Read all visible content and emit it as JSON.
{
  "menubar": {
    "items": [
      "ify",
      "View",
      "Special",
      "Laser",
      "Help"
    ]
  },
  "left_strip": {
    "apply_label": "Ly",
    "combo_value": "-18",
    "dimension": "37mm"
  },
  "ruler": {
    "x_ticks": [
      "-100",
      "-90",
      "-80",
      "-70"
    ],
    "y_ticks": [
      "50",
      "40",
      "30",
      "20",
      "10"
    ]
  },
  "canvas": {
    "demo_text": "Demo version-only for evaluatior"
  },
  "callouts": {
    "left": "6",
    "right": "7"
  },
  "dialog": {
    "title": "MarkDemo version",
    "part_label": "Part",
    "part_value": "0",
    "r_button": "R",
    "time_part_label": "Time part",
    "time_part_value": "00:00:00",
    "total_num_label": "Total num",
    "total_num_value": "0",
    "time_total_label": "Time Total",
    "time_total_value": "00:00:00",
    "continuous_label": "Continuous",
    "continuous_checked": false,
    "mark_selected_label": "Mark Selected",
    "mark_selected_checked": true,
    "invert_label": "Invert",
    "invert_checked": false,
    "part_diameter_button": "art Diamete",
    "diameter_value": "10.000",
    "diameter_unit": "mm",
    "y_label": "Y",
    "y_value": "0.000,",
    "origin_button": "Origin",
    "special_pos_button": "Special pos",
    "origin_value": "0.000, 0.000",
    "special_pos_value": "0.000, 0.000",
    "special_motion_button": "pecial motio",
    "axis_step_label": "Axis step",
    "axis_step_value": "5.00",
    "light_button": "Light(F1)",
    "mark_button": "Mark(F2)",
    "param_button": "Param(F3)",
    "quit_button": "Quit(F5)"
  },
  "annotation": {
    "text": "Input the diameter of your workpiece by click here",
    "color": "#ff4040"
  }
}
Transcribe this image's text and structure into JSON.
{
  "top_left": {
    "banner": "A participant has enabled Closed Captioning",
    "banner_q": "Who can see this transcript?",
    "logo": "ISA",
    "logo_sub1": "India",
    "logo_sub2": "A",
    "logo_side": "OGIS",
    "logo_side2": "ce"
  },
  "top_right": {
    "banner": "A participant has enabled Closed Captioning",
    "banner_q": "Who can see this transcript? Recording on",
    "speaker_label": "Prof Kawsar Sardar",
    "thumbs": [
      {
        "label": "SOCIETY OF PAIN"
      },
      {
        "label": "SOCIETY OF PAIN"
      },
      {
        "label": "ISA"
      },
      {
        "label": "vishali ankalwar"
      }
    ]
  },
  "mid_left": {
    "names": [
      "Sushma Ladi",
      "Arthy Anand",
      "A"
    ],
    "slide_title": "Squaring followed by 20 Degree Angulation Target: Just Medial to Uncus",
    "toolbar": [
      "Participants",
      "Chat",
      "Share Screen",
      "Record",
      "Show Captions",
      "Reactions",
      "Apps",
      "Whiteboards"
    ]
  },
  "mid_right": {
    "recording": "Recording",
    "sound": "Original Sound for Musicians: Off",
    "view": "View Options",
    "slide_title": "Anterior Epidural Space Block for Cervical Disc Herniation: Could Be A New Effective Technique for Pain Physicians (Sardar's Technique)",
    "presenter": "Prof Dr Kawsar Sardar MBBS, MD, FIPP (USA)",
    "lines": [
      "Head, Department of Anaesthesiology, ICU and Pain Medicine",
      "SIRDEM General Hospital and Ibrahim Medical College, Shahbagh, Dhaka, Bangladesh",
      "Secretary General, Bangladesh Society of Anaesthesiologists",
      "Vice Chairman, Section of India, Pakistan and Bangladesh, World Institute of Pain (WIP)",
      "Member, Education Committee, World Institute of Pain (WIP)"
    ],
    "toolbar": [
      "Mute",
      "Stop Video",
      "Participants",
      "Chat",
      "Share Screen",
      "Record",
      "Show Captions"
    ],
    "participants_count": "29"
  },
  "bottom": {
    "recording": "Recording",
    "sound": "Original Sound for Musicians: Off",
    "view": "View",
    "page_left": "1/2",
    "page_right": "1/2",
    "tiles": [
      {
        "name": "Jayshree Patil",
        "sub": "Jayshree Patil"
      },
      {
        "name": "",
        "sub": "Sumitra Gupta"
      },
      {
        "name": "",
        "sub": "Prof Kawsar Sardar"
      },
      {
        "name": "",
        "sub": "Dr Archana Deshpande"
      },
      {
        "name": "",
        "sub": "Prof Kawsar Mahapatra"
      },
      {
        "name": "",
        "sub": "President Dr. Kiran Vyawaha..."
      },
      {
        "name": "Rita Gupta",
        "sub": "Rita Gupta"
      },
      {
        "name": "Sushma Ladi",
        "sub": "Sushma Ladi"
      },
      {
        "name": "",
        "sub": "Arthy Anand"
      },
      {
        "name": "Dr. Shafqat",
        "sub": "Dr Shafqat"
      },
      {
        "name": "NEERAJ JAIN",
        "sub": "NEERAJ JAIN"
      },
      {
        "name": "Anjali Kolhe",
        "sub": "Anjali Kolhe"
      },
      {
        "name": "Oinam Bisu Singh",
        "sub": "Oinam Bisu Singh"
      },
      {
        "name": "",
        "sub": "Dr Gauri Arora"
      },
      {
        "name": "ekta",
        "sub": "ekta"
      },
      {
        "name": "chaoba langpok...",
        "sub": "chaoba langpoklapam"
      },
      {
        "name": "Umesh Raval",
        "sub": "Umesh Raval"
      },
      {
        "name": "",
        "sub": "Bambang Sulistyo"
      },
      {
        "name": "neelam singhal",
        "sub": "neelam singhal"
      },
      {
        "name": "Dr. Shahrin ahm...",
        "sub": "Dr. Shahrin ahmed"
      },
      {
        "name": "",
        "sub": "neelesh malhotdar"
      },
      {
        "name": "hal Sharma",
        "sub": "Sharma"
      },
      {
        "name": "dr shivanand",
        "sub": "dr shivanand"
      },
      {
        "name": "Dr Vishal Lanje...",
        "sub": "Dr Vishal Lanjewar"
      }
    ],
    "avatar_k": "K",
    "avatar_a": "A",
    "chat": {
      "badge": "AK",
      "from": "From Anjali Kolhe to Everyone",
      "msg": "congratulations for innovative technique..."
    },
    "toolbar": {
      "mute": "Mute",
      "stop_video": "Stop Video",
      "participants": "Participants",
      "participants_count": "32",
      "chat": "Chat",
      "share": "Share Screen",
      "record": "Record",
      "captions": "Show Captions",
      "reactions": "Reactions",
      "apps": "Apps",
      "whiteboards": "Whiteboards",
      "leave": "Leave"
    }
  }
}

**TASK STATEMENT**
Every line containing the string "Ladi" must be listed.

**THE RESULT**
      "Sushma Ladi",
        "name": "Sushma Ladi",
        "sub": "Sushma Ladi"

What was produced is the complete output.